** DIRECTIONS **
Set each entry down verbatim, omitting images.
* BEGIN GIVEN RECORDS *
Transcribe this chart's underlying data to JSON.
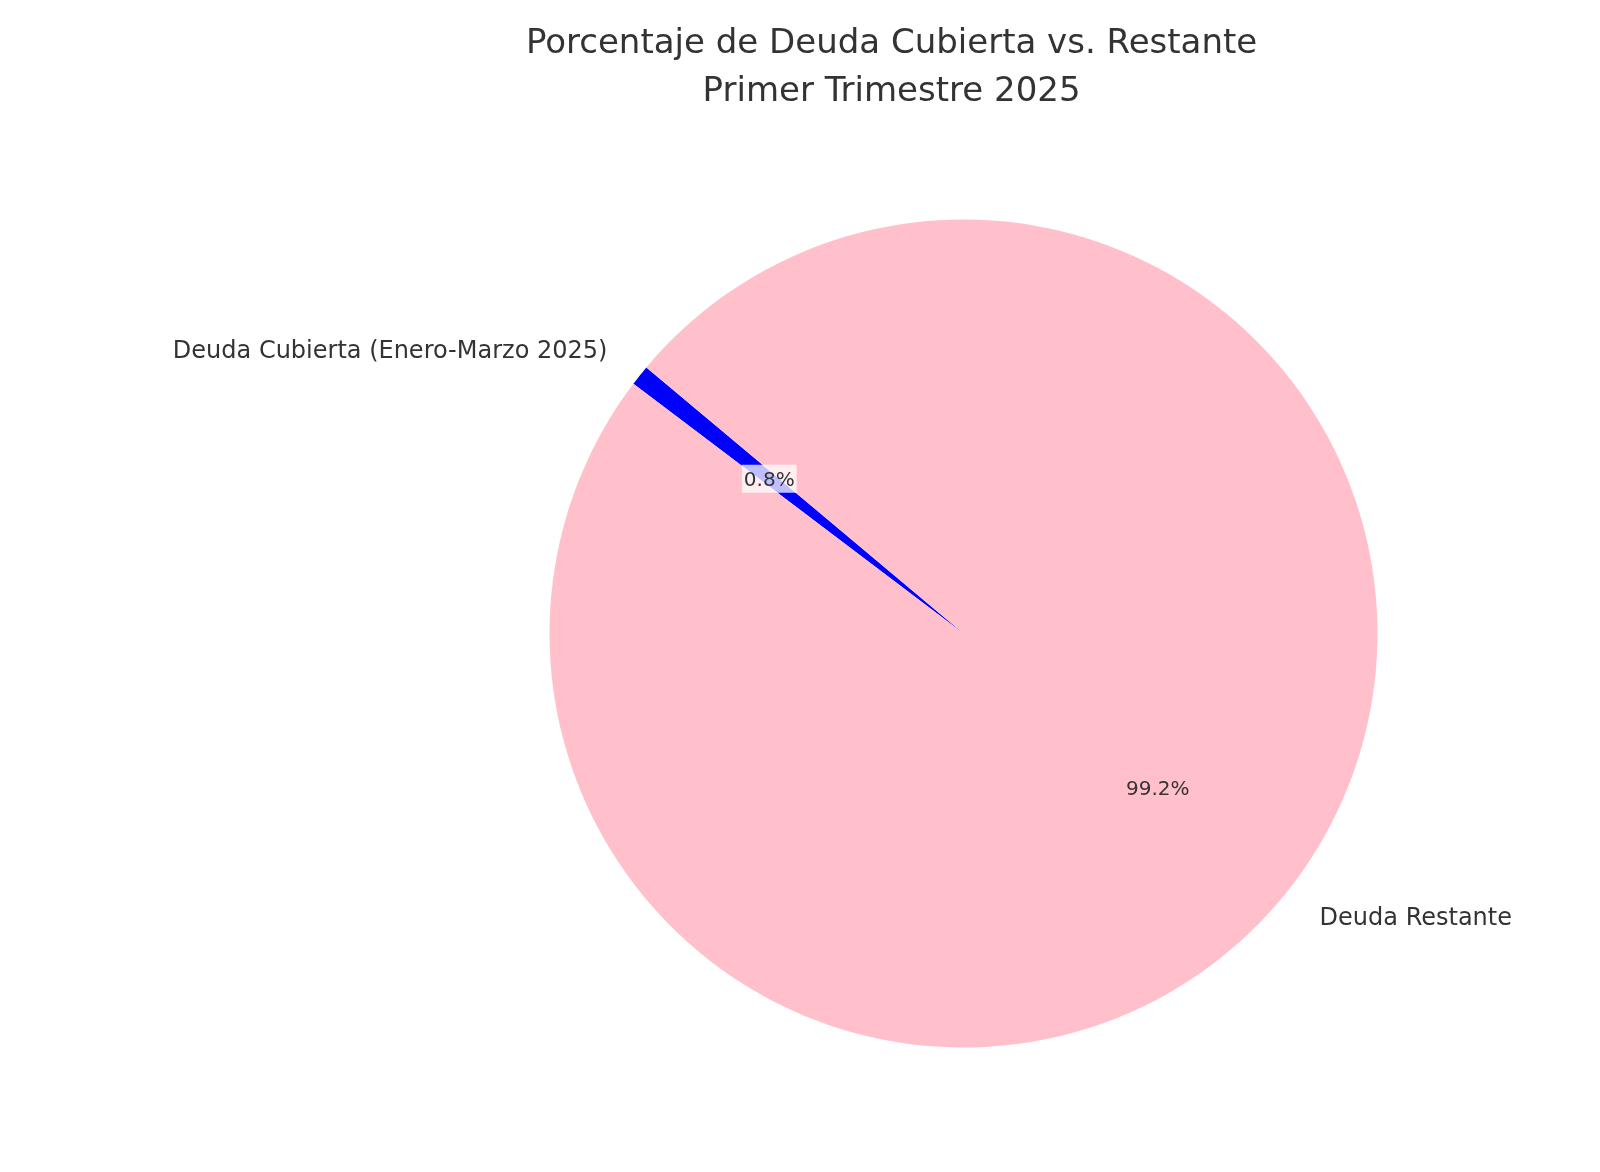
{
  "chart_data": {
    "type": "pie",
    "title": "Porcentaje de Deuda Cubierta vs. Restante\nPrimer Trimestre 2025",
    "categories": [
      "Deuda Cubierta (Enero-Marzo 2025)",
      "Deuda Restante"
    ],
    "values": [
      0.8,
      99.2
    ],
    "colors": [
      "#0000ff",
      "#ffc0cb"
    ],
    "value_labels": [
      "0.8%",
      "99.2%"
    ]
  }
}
* END GIVEN RECORDS *
** FINAL ANSWER **
Transcribe this chart's underlying data to JSON.
{
  "chart_data": {
    "type": "pie",
    "title": "Porcentaje de Deuda Cubierta vs. Restante\nPrimer Trimestre 2025",
    "categories": [
      "Deuda Cubierta (Enero-Marzo 2025)",
      "Deuda Restante"
    ],
    "values": [
      0.8,
      99.2
    ],
    "colors": [
      "#0000ff",
      "#ffc0cb"
    ],
    "value_labels": [
      "0.8%",
      "99.2%"
    ]
  }
}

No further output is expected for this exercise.